__Task directions__. Write out the data below exactly as given, without any of its pictures.

__Data for the task__.
※ ※ ※

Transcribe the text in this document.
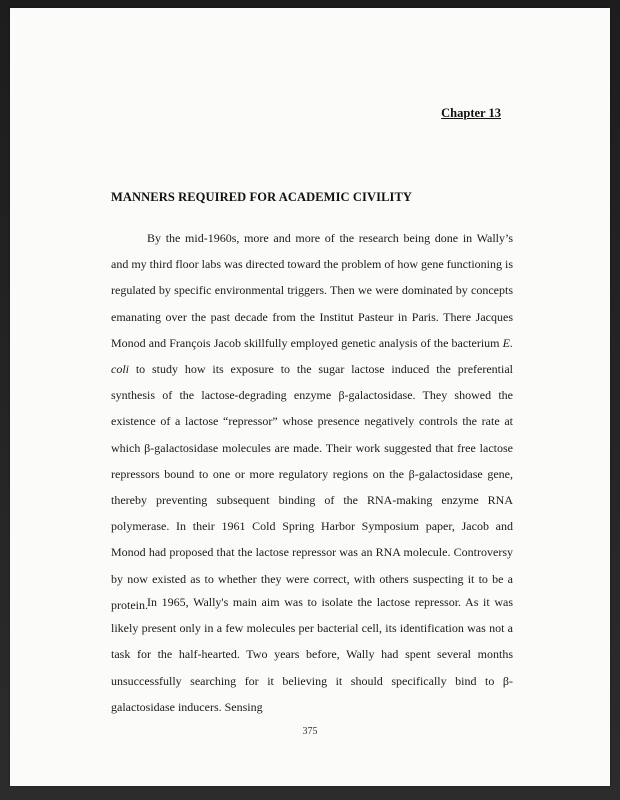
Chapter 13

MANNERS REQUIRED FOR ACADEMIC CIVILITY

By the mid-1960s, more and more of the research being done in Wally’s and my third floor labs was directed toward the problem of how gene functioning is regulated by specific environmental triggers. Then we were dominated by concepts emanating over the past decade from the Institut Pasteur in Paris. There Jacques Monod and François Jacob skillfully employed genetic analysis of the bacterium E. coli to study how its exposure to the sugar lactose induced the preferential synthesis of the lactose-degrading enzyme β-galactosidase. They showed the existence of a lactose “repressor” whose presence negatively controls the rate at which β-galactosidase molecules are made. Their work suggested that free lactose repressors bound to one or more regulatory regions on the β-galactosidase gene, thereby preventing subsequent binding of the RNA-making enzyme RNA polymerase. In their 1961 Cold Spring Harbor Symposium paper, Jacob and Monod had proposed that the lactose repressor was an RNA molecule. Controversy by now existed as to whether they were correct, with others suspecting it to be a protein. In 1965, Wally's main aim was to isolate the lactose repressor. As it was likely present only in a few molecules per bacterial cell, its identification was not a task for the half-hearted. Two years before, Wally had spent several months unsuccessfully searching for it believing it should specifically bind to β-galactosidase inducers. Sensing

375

※ ※ ※

__Result for this task__.
Transcribe the text in this document.
Chapter 13

MANNERS REQUIRED FOR ACADEMIC CIVILITY

By the mid-1960s, more and more of the research being done in Wally’s and my third floor labs was directed toward the problem of how gene functioning is regulated by specific environmental triggers. Then we were dominated by concepts emanating over the past decade from the Institut Pasteur in Paris. There Jacques Monod and François Jacob skillfully employed genetic analysis of the bacterium E. coli to study how its exposure to the sugar lactose induced the preferential synthesis of the lactose-degrading enzyme β-galactosidase. They showed the existence of a lactose “repressor” whose presence negatively controls the rate at which β-galactosidase molecules are made. Their work suggested that free lactose repressors bound to one or more regulatory regions on the β-galactosidase gene, thereby preventing subsequent binding of the RNA-making enzyme RNA polymerase. In their 1961 Cold Spring Harbor Symposium paper, Jacob and Monod had proposed that the lactose repressor was an RNA molecule. Controversy by now existed as to whether they were correct, with others suspecting it to be a protein. In 1965, Wally's main aim was to isolate the lactose repressor. As it was likely present only in a few molecules per bacterial cell, its identification was not a task for the half-hearted. Two years before, Wally had spent several months unsuccessfully searching for it believing it should specifically bind to β-galactosidase inducers. Sensing

375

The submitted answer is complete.